» **Request**
Below are entries. Pull out all lines containing "cuando".
- - - - -
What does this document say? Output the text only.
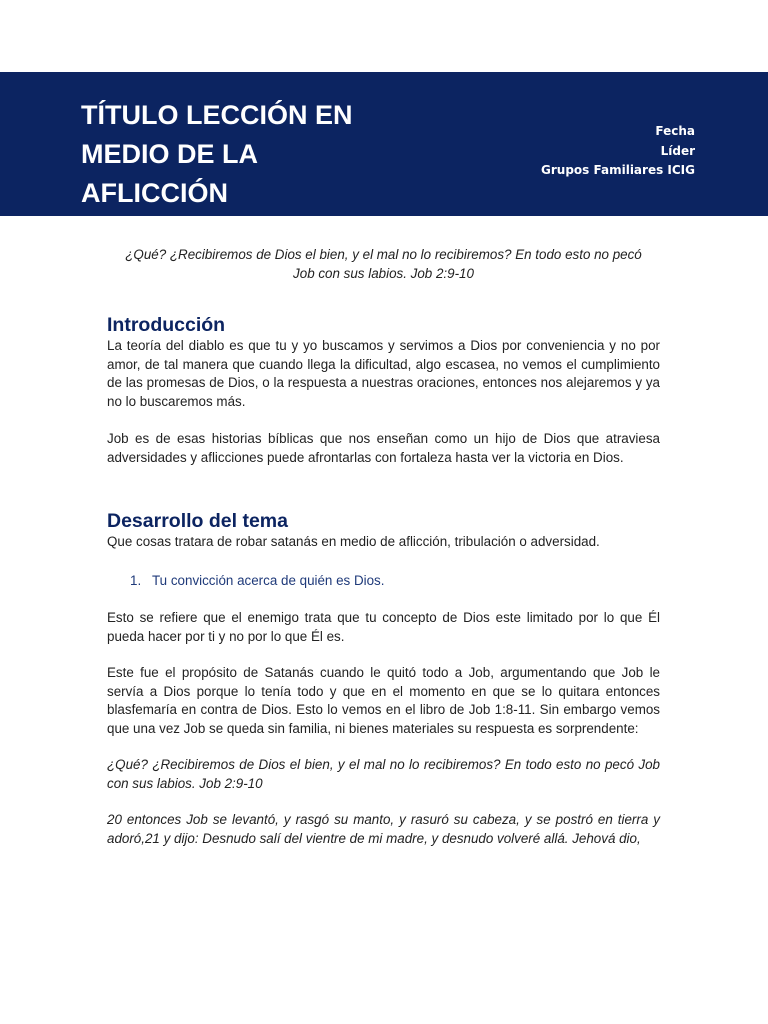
TÍTULO LECCIÓN EN
MEDIO DE LA
AFLICCIÓN
Fecha
Líder
Grupos Familiares ICIG
¿Qué? ¿Recibiremos de Dios el bien, y el mal no lo recibiremos? En todo esto no pecó
Job con sus labios. Job 2:9-10
Introducción

La teoría del diablo es que tu y yo buscamos y servimos a Dios por conveniencia y no por amor, de tal manera que cuando llega la dificultad, algo escasea, no vemos el cumplimiento de las promesas de Dios, o la respuesta a nuestras oraciones, entonces nos alejaremos y ya no lo buscaremos más.

Job es de esas historias bíblicas que nos enseñan como un hijo de Dios que atraviesa adversidades y aflicciones puede afrontarlas con fortaleza hasta ver la victoria en Dios.

Desarrollo del tema

Que cosas tratara de robar satanás en medio de aflicción, tribulación o adversidad.

1. Tu convicción acerca de quién es Dios.

Esto se refiere que el enemigo trata que tu concepto de Dios este limitado por lo que Él pueda hacer por ti y no por lo que Él es.

Este fue el propósito de Satanás cuando le quitó todo a Job, argumentando que Job le servía a Dios porque lo tenía todo y que en el momento en que se lo quitara entonces blasfemaría en contra de Dios. Esto lo vemos en el libro de Job 1:8-11. Sin embargo vemos que una vez Job se queda sin familia, ni bienes materiales su respuesta es sorprendente:

¿Qué? ¿Recibiremos de Dios el bien, y el mal no lo recibiremos? En todo esto no pecó Job con sus labios. Job 2:9-10

20 entonces Job se levantó, y rasgó su manto, y rasuró su cabeza, y se postró en tierra y adoró,21 y dijo: Desnudo salí del vientre de mi madre, y desnudo volveré allá. Jehová dio,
- - - - -
» **Written answer**
La teoría del diablo es que tu y yo buscamos y servimos a Dios por conveniencia y no por amor, de tal manera que cuando llega la dificultad, algo escasea, no vemos el cumplimiento de las promesas de Dios, o la respuesta a nuestras oraciones, entonces nos alejaremos y ya no lo buscaremos más.
Este fue el propósito de Satanás cuando le quitó todo a Job, argumentando que Job le servía a Dios porque lo tenía todo y que en el momento en que se lo quitara entonces blasfemaría en contra de Dios. Esto lo vemos en el libro de Job 1:8-11. Sin embargo vemos que una vez Job se queda sin familia, ni bienes materiales su respuesta es sorprendente:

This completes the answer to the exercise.